Set exercise ::
Give the records back in full, exactly as they read.
** Start **
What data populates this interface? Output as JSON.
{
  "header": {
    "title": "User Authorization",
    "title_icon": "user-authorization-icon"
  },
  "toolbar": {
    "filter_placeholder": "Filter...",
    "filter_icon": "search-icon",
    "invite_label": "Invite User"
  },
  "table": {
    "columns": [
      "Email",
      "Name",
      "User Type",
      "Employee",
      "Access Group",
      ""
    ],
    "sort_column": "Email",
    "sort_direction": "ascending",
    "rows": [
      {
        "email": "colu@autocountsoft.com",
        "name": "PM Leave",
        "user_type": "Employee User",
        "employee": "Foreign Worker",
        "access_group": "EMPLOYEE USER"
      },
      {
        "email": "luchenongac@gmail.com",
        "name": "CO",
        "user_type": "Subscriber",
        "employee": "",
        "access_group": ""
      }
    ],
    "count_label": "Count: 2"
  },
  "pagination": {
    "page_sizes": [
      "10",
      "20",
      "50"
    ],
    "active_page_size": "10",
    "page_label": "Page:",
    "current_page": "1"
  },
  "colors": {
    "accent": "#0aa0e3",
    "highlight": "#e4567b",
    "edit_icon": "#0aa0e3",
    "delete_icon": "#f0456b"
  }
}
** End **
Task result ::
What data populates this interface? Output as JSON.
{
  "header": {
    "title": "User Authorization",
    "title_icon": "user-authorization-icon"
  },
  "toolbar": {
    "filter_placeholder": "Filter...",
    "filter_icon": "search-icon",
    "invite_label": "Invite User"
  },
  "table": {
    "columns": [
      "Email",
      "Name",
      "User Type",
      "Employee",
      "Access Group",
      ""
    ],
    "sort_column": "Email",
    "sort_direction": "ascending",
    "rows": [
      {
        "email": "colu@autocountsoft.com",
        "name": "PM Leave",
        "user_type": "Employee User",
        "employee": "Foreign Worker",
        "access_group": "EMPLOYEE USER"
      },
      {
        "email": "luchenongac@gmail.com",
        "name": "CO",
        "user_type": "Subscriber",
        "employee": "",
        "access_group": ""
      }
    ],
    "count_label": "Count: 2"
  },
  "pagination": {
    "page_sizes": [
      "10",
      "20",
      "50"
    ],
    "active_page_size": "10",
    "page_label": "Page:",
    "current_page": "1"
  },
  "colors": {
    "accent": "#0aa0e3",
    "highlight": "#e4567b",
    "edit_icon": "#0aa0e3",
    "delete_icon": "#f0456b"
  }
}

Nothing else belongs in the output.